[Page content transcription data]
::::::::

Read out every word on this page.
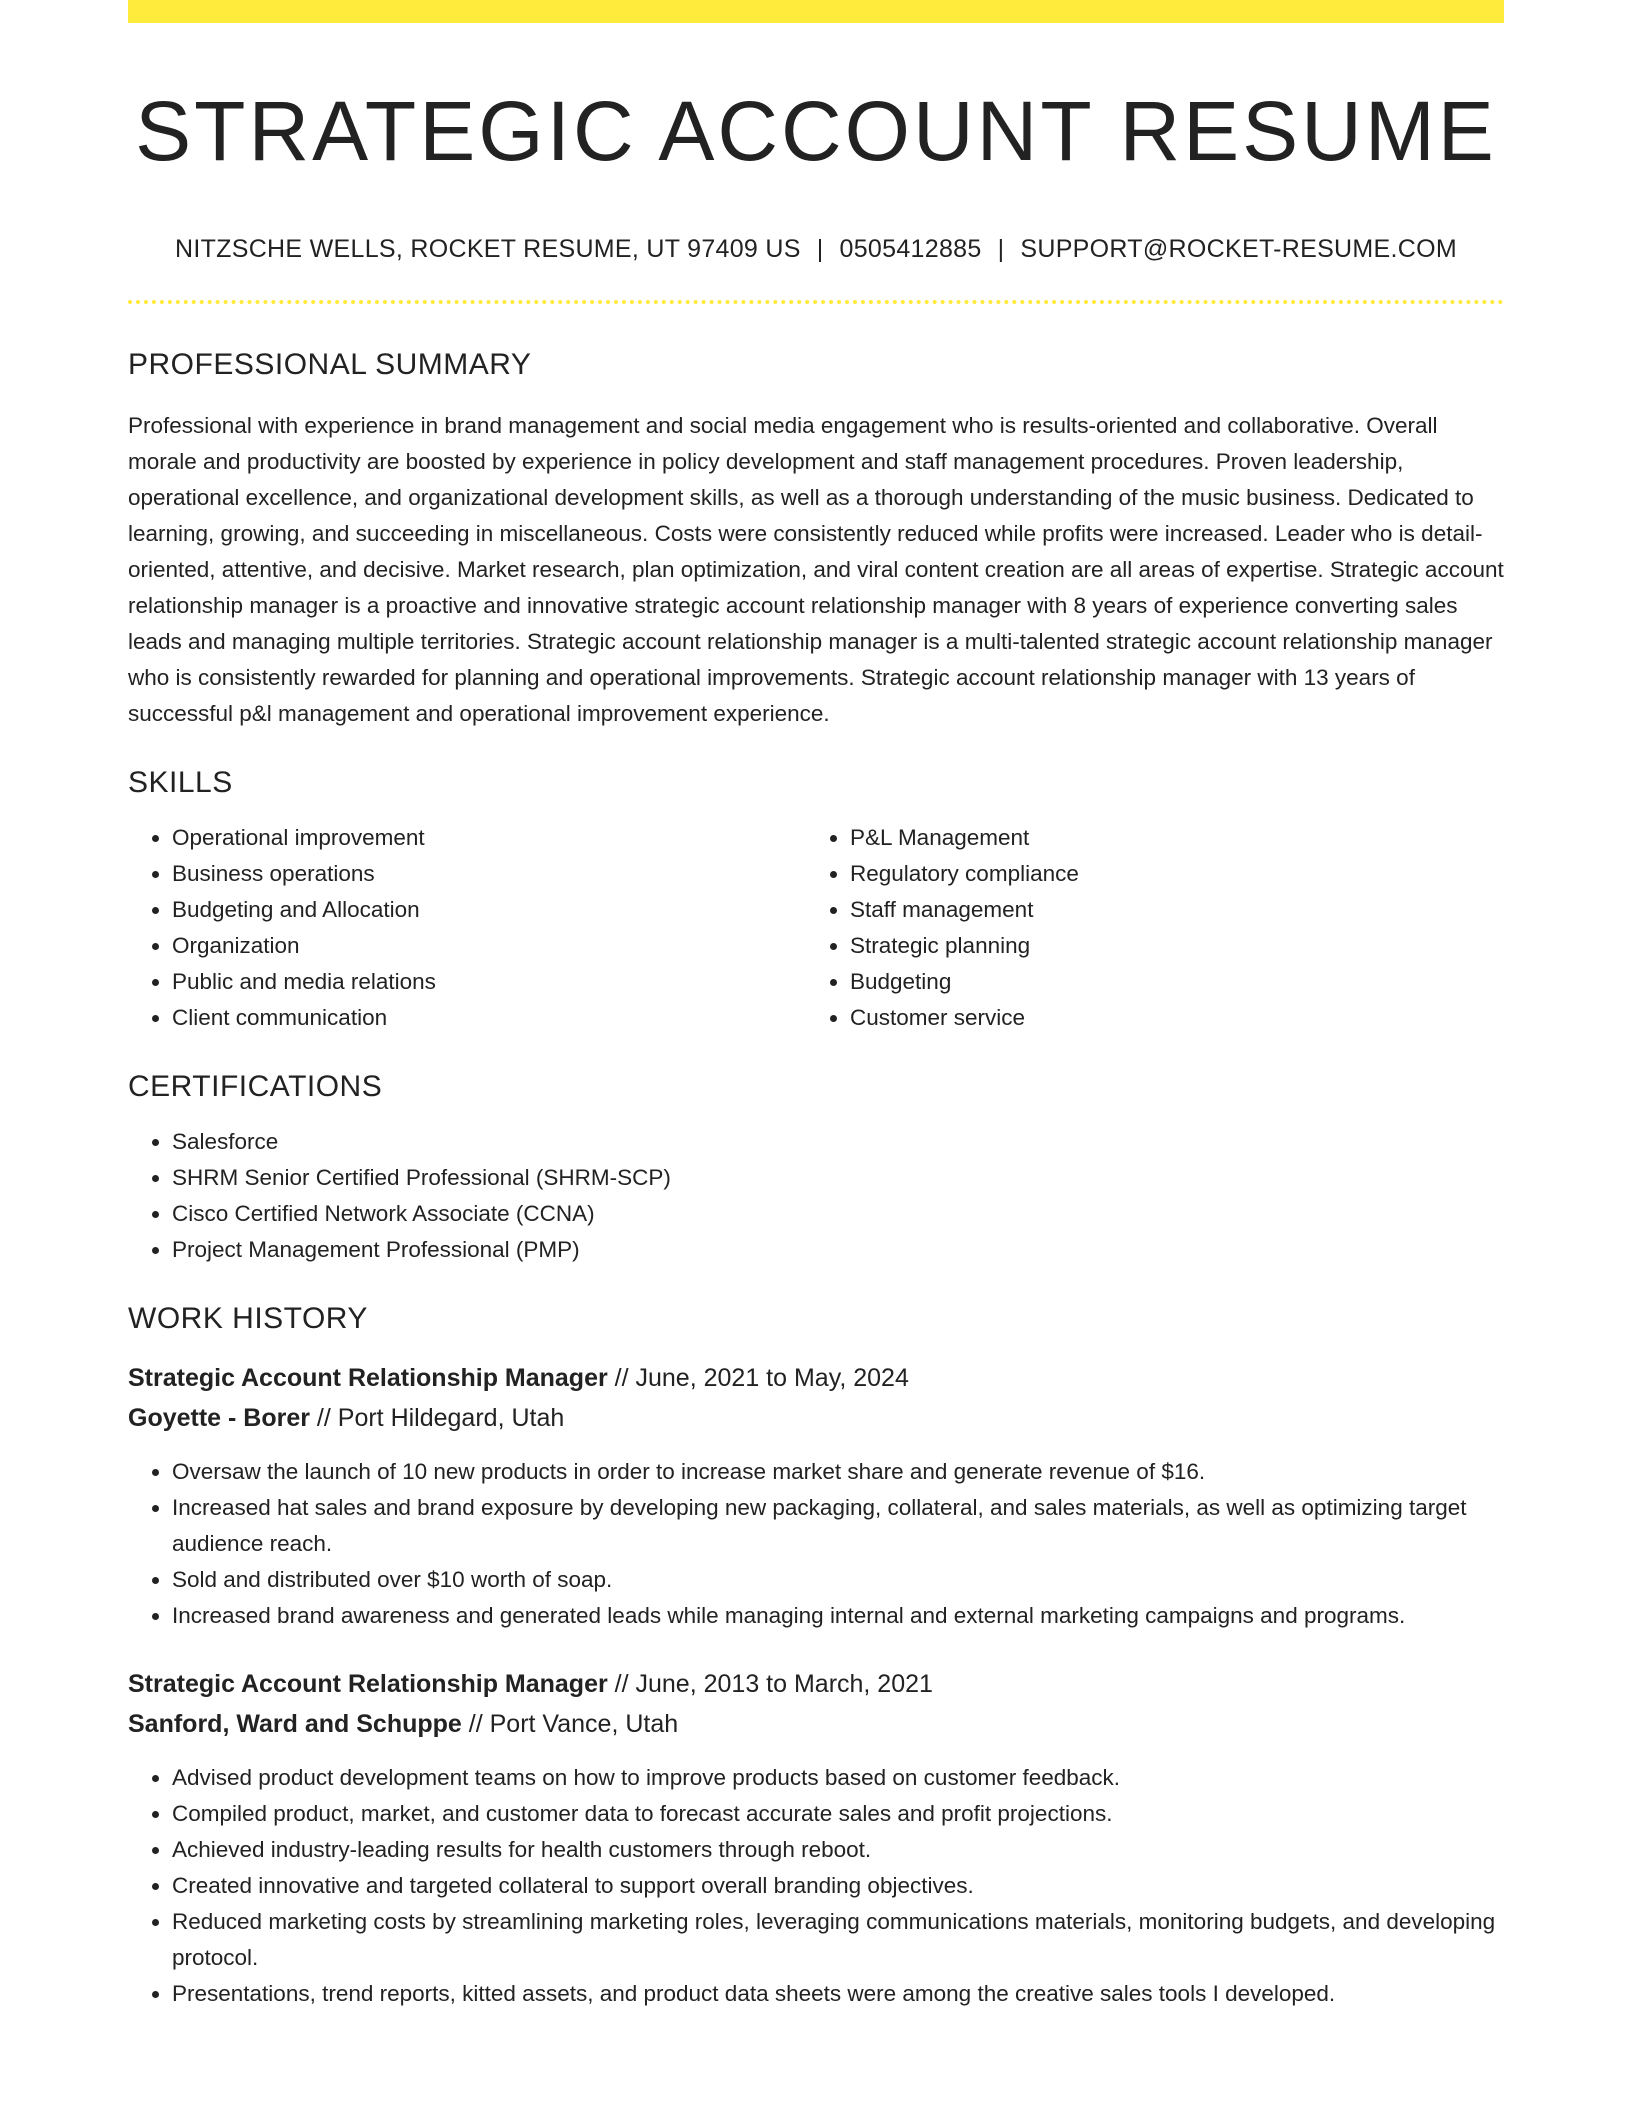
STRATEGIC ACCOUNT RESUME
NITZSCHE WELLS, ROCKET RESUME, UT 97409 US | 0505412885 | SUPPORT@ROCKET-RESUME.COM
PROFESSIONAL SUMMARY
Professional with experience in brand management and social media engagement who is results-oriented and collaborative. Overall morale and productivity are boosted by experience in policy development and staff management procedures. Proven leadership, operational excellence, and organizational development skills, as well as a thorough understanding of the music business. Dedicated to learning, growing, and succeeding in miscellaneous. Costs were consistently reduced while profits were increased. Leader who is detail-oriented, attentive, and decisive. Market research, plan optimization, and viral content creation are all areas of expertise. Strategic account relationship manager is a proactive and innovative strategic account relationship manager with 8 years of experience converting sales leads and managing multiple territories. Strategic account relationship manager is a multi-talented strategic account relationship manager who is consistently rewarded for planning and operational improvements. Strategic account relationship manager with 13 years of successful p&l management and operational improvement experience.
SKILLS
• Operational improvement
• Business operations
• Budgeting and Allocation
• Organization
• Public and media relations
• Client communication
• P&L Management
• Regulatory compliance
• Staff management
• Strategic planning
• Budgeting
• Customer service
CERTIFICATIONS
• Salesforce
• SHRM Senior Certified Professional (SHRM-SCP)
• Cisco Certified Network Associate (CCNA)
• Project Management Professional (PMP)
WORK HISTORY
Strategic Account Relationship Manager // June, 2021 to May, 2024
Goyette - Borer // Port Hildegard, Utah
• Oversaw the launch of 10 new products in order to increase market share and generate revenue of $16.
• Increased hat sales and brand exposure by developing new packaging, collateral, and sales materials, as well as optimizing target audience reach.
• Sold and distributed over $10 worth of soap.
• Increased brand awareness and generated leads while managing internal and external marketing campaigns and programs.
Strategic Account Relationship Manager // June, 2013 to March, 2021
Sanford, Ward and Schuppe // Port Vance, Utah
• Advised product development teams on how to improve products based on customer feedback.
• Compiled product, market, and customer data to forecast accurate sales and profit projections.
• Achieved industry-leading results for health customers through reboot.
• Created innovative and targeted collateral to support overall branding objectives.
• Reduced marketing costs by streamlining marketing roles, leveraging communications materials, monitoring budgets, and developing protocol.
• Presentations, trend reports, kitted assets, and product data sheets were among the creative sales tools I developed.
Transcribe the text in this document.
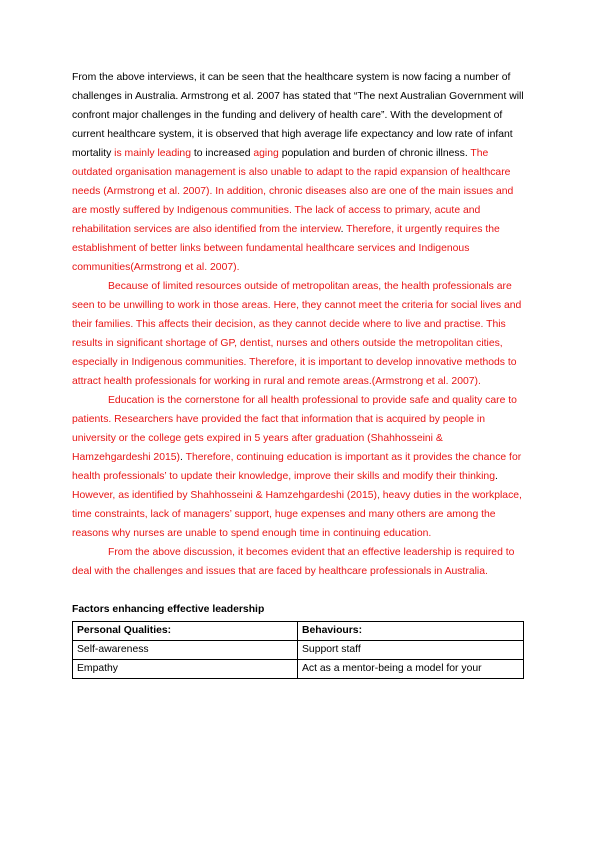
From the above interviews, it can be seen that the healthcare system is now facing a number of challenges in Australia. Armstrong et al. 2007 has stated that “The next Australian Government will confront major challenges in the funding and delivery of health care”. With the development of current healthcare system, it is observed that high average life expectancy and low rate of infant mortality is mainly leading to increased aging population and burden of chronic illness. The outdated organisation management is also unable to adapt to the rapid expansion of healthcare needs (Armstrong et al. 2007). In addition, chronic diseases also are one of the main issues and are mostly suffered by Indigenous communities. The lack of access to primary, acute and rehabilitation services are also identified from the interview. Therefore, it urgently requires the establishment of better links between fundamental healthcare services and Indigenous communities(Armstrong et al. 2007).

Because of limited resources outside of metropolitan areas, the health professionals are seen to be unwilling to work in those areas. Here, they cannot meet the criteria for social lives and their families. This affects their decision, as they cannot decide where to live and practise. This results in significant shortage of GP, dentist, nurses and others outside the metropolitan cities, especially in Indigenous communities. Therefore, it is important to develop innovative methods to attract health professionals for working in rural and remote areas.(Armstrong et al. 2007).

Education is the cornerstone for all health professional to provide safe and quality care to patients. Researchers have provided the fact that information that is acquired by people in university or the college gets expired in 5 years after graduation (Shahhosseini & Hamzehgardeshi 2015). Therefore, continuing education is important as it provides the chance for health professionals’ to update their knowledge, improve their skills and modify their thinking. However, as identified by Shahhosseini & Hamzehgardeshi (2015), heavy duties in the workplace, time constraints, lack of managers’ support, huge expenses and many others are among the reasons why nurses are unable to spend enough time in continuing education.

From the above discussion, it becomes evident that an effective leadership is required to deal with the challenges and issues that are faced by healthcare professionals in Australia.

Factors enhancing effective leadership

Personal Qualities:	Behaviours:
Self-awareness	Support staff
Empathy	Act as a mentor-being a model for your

::::::::

* WHAT YOU WILL DO
Note every line above where the string "years" shows up, and copy those lines.

* WRITTEN SOLUTION
Professional with experience in brand management and social media engagement who is results-oriented and collaborative. Overall morale and productivity are boosted by experience in policy development and staff management procedures. Proven leadership, operational excellence, and organizational development skills, as well as a thorough understanding of the music business. Dedicated to learning, growing, and succeeding in miscellaneous. Costs were consistently reduced while profits were increased. Leader who is detail-oriented, attentive, and decisive. Market research, plan optimization, and viral content creation are all areas of expertise. Strategic account relationship manager is a proactive and innovative strategic account relationship manager with 8 years of experience converting sales leads and managing multiple territories. Strategic account relationship manager is a multi-talented strategic account relationship manager who is consistently rewarded for planning and operational improvements. Strategic account relationship manager with 13 years of successful p&l management and operational improvement experience.
Education is the cornerstone for all health professional to provide safe and quality care to patients. Researchers have provided the fact that information that is acquired by people in university or the college gets expired in 5 years after graduation (Shahhosseini & Hamzehgardeshi 2015). Therefore, continuing education is important as it provides the chance for health professionals’ to update their knowledge, improve their skills and modify their thinking. However, as identified by Shahhosseini & Hamzehgardeshi (2015), heavy duties in the workplace, time constraints, lack of managers’ support, huge expenses and many others are among the reasons why nurses are unable to spend enough time in continuing education.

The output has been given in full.